- REQUIREMENT
Extract all of the entries and set them down verbatim.

● ● ● ● ●

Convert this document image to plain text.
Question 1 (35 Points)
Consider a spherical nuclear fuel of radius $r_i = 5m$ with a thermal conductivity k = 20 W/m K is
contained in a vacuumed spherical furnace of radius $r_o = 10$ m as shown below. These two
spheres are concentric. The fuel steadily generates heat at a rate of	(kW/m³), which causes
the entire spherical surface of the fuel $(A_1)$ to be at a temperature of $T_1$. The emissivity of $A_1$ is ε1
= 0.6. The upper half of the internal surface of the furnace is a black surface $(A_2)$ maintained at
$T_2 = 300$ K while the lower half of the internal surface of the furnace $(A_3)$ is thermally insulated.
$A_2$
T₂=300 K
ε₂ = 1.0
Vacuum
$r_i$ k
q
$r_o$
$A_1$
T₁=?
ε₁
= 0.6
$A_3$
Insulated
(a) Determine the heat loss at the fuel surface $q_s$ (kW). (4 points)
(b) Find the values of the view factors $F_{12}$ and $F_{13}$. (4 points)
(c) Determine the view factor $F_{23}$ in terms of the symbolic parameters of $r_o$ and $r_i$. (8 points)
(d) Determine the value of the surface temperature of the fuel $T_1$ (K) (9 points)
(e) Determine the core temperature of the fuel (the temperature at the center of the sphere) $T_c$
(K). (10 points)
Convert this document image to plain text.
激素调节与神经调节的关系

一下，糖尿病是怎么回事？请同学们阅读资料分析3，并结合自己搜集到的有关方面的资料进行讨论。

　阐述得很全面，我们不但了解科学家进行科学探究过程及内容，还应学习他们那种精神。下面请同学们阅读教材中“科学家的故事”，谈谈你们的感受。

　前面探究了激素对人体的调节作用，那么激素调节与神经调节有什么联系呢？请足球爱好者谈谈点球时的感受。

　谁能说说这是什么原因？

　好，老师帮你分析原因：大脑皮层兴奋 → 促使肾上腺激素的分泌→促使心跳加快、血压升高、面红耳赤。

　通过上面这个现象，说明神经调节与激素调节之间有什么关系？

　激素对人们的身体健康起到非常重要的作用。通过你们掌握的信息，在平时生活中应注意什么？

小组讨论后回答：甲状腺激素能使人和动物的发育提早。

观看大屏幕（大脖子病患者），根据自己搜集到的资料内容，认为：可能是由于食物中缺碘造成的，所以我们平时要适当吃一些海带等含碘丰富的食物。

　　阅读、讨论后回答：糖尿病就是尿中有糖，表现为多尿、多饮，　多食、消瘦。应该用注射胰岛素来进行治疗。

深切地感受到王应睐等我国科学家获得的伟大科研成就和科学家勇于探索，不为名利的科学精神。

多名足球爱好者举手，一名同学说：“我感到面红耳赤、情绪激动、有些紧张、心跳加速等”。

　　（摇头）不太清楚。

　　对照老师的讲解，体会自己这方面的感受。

● ● ● ● ●

- FINAL RESULT
Convert this document image to plain text.
Question 1 (35 Points)
Consider a spherical nuclear fuel of radius $r_i = 5m$ with a thermal conductivity k = 20 W/m K is
contained in a vacuumed spherical furnace of radius $r_o = 10$ m as shown below. These two
spheres are concentric. The fuel steadily generates heat at a rate of	(kW/m³), which causes
the entire spherical surface of the fuel $(A_1)$ to be at a temperature of $T_1$. The emissivity of $A_1$ is ε1
= 0.6. The upper half of the internal surface of the furnace is a black surface $(A_2)$ maintained at
$T_2 = 300$ K while the lower half of the internal surface of the furnace $(A_3)$ is thermally insulated.
$A_2$
T₂=300 K
ε₂ = 1.0
Vacuum
$r_i$ k
q
$r_o$
$A_1$
T₁=?
ε₁
= 0.6
$A_3$
Insulated
(a) Determine the heat loss at the fuel surface $q_s$ (kW). (4 points)
(b) Find the values of the view factors $F_{12}$ and $F_{13}$. (4 points)
(c) Determine the view factor $F_{23}$ in terms of the symbolic parameters of $r_o$ and $r_i$. (8 points)
(d) Determine the value of the surface temperature of the fuel $T_1$ (K) (9 points)
(e) Determine the core temperature of the fuel (the temperature at the center of the sphere) $T_c$
(K). (10 points)
Convert this document image to plain text.
激素调节与神经调节的关系

一下，糖尿病是怎么回事？请同学们阅读资料分析3，并结合自己搜集到的有关方面的资料进行讨论。

　阐述得很全面，我们不但了解科学家进行科学探究过程及内容，还应学习他们那种精神。下面请同学们阅读教材中“科学家的故事”，谈谈你们的感受。

　前面探究了激素对人体的调节作用，那么激素调节与神经调节有什么联系呢？请足球爱好者谈谈点球时的感受。

　谁能说说这是什么原因？

　好，老师帮你分析原因：大脑皮层兴奋 → 促使肾上腺激素的分泌→促使心跳加快、血压升高、面红耳赤。

　通过上面这个现象，说明神经调节与激素调节之间有什么关系？

　激素对人们的身体健康起到非常重要的作用。通过你们掌握的信息，在平时生活中应注意什么？

小组讨论后回答：甲状腺激素能使人和动物的发育提早。

观看大屏幕（大脖子病患者），根据自己搜集到的资料内容，认为：可能是由于食物中缺碘造成的，所以我们平时要适当吃一些海带等含碘丰富的食物。

　　阅读、讨论后回答：糖尿病就是尿中有糖，表现为多尿、多饮，　多食、消瘦。应该用注射胰岛素来进行治疗。

深切地感受到王应睐等我国科学家获得的伟大科研成就和科学家勇于探索，不为名利的科学精神。

多名足球爱好者举手，一名同学说：“我感到面红耳赤、情绪激动、有些紧张、心跳加速等”。

　　（摇头）不太清楚。

　　对照老师的讲解，体会自己这方面的感受。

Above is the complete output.